┌─ EXERCISE DATA
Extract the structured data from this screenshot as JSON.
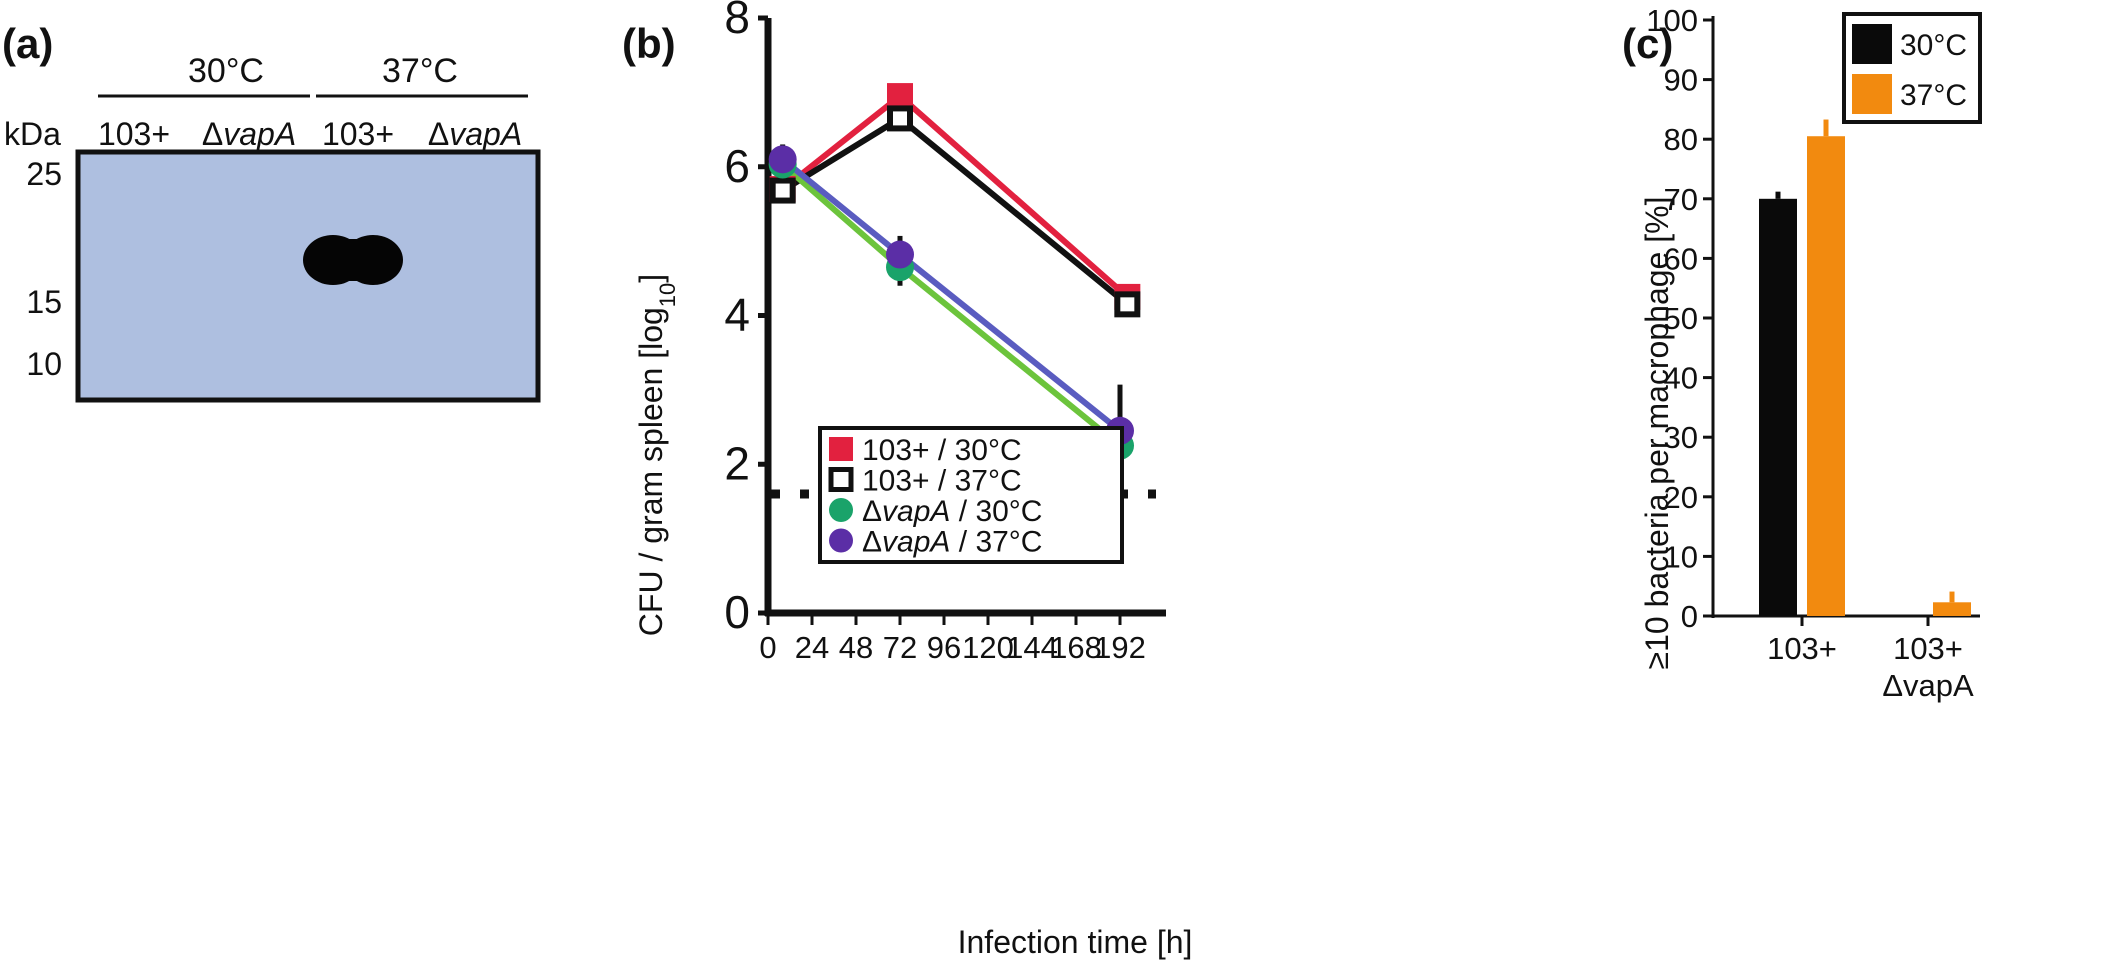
{
  "panels": {
    "a": {
      "label": "(a)"
    },
    "b": {
      "label": "(b)"
    },
    "c": {
      "label": "(c)"
    }
  },
  "blot": {
    "temp_groups": [
      "30°C",
      "37°C"
    ],
    "lanes": [
      {
        "delta": "",
        "name": "103+"
      },
      {
        "delta": "Δ",
        "name": "vapA"
      },
      {
        "delta": "",
        "name": "103+"
      },
      {
        "delta": "Δ",
        "name": "vapA"
      }
    ],
    "kda_label": "kDa",
    "markers": [
      "25",
      "15",
      "10"
    ],
    "membrane_color": "#aebfe0",
    "band_color": "#050505"
  },
  "chart_data": [
    {
      "panel": "b",
      "type": "line",
      "xlabel": "Infection time [h]",
      "ylabel_main": "CFU / gram spleen [log",
      "ylabel_sub": "10",
      "ylabel_end": "]",
      "xticks": [
        0,
        24,
        48,
        72,
        96,
        120,
        144,
        168,
        192
      ],
      "yticks": [
        0,
        2,
        4,
        6,
        8
      ],
      "xlim": [
        0,
        216
      ],
      "ylim": [
        0,
        8
      ],
      "detection_limit": 1.6,
      "legend_position": "bottom-left",
      "series": [
        {
          "delta": "",
          "strain": "103+",
          "rest": " / 30°C",
          "italic": false,
          "color": "#e2213f",
          "line_color": "#e2213f",
          "marker": "square",
          "x": [
            8,
            72,
            196
          ],
          "y": [
            5.7,
            6.95,
            4.25
          ],
          "err": [
            0.12,
            0.15,
            0.12
          ]
        },
        {
          "delta": "",
          "strain": "103+",
          "rest": " / 37°C",
          "italic": false,
          "color": "#111111",
          "line_color": "#111111",
          "marker": "open-square",
          "x": [
            8,
            72,
            196
          ],
          "y": [
            5.68,
            6.65,
            4.15
          ],
          "err": [
            0.12,
            0.15,
            0.15
          ]
        },
        {
          "delta": "Δ",
          "strain": "vapA",
          "rest": " / 30°C",
          "italic": true,
          "color": "#1aa36a",
          "line_color": "#6cc43c",
          "marker": "circle",
          "x": [
            8,
            72,
            192
          ],
          "y": [
            6.03,
            4.65,
            2.25
          ],
          "err": [
            0.2,
            0.25,
            0.4
          ]
        },
        {
          "delta": "Δ",
          "strain": "vapA",
          "rest": " / 37°C",
          "italic": true,
          "color": "#5b2ea6",
          "line_color": "#5a5cc0",
          "marker": "circle",
          "x": [
            8,
            72,
            192
          ],
          "y": [
            6.1,
            4.82,
            2.45
          ],
          "err": [
            0.2,
            0.25,
            0.62
          ]
        }
      ]
    },
    {
      "panel": "c",
      "type": "bar",
      "ylabel": "≥10 bacteria per macrophage [%]",
      "categories": [
        {
          "line1": "103+",
          "line2": ""
        },
        {
          "line1": "103+",
          "line2": "ΔvapA"
        }
      ],
      "yticks": [
        0,
        10,
        20,
        30,
        40,
        50,
        60,
        70,
        80,
        90,
        100
      ],
      "ylim": [
        0,
        100
      ],
      "legend_position": "top-right",
      "series": [
        {
          "name": "30°C",
          "color": "#0a0a0a",
          "values": [
            70,
            0
          ],
          "err": [
            1.2,
            0
          ]
        },
        {
          "name": "37°C",
          "color": "#f28a0f",
          "values": [
            80.5,
            2.3
          ],
          "err": [
            2.8,
            1.8
          ]
        }
      ]
    }
  ]
}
└─
- **TASK GOAL**
The material above must be printed exactly, with its pictures left out.

- **TASK SOLUTION**
Extract the structured data from this screenshot as JSON.
{
  "panels": {
    "a": {
      "label": "(a)"
    },
    "b": {
      "label": "(b)"
    },
    "c": {
      "label": "(c)"
    }
  },
  "blot": {
    "temp_groups": [
      "30°C",
      "37°C"
    ],
    "lanes": [
      {
        "delta": "",
        "name": "103+"
      },
      {
        "delta": "Δ",
        "name": "vapA"
      },
      {
        "delta": "",
        "name": "103+"
      },
      {
        "delta": "Δ",
        "name": "vapA"
      }
    ],
    "kda_label": "kDa",
    "markers": [
      "25",
      "15",
      "10"
    ],
    "membrane_color": "#aebfe0",
    "band_color": "#050505"
  },
  "chart_data": [
    {
      "panel": "b",
      "type": "line",
      "xlabel": "Infection time [h]",
      "ylabel_main": "CFU / gram spleen [log",
      "ylabel_sub": "10",
      "ylabel_end": "]",
      "xticks": [
        0,
        24,
        48,
        72,
        96,
        120,
        144,
        168,
        192
      ],
      "yticks": [
        0,
        2,
        4,
        6,
        8
      ],
      "xlim": [
        0,
        216
      ],
      "ylim": [
        0,
        8
      ],
      "detection_limit": 1.6,
      "legend_position": "bottom-left",
      "series": [
        {
          "delta": "",
          "strain": "103+",
          "rest": " / 30°C",
          "italic": false,
          "color": "#e2213f",
          "line_color": "#e2213f",
          "marker": "square",
          "x": [
            8,
            72,
            196
          ],
          "y": [
            5.7,
            6.95,
            4.25
          ],
          "err": [
            0.12,
            0.15,
            0.12
          ]
        },
        {
          "delta": "",
          "strain": "103+",
          "rest": " / 37°C",
          "italic": false,
          "color": "#111111",
          "line_color": "#111111",
          "marker": "open-square",
          "x": [
            8,
            72,
            196
          ],
          "y": [
            5.68,
            6.65,
            4.15
          ],
          "err": [
            0.12,
            0.15,
            0.15
          ]
        },
        {
          "delta": "Δ",
          "strain": "vapA",
          "rest": " / 30°C",
          "italic": true,
          "color": "#1aa36a",
          "line_color": "#6cc43c",
          "marker": "circle",
          "x": [
            8,
            72,
            192
          ],
          "y": [
            6.03,
            4.65,
            2.25
          ],
          "err": [
            0.2,
            0.25,
            0.4
          ]
        },
        {
          "delta": "Δ",
          "strain": "vapA",
          "rest": " / 37°C",
          "italic": true,
          "color": "#5b2ea6",
          "line_color": "#5a5cc0",
          "marker": "circle",
          "x": [
            8,
            72,
            192
          ],
          "y": [
            6.1,
            4.82,
            2.45
          ],
          "err": [
            0.2,
            0.25,
            0.62
          ]
        }
      ]
    },
    {
      "panel": "c",
      "type": "bar",
      "ylabel": "≥10 bacteria per macrophage [%]",
      "categories": [
        {
          "line1": "103+",
          "line2": ""
        },
        {
          "line1": "103+",
          "line2": "ΔvapA"
        }
      ],
      "yticks": [
        0,
        10,
        20,
        30,
        40,
        50,
        60,
        70,
        80,
        90,
        100
      ],
      "ylim": [
        0,
        100
      ],
      "legend_position": "top-right",
      "series": [
        {
          "name": "30°C",
          "color": "#0a0a0a",
          "values": [
            70,
            0
          ],
          "err": [
            1.2,
            0
          ]
        },
        {
          "name": "37°C",
          "color": "#f28a0f",
          "values": [
            80.5,
            2.3
          ],
          "err": [
            2.8,
            1.8
          ]
        }
      ]
    }
  ]
}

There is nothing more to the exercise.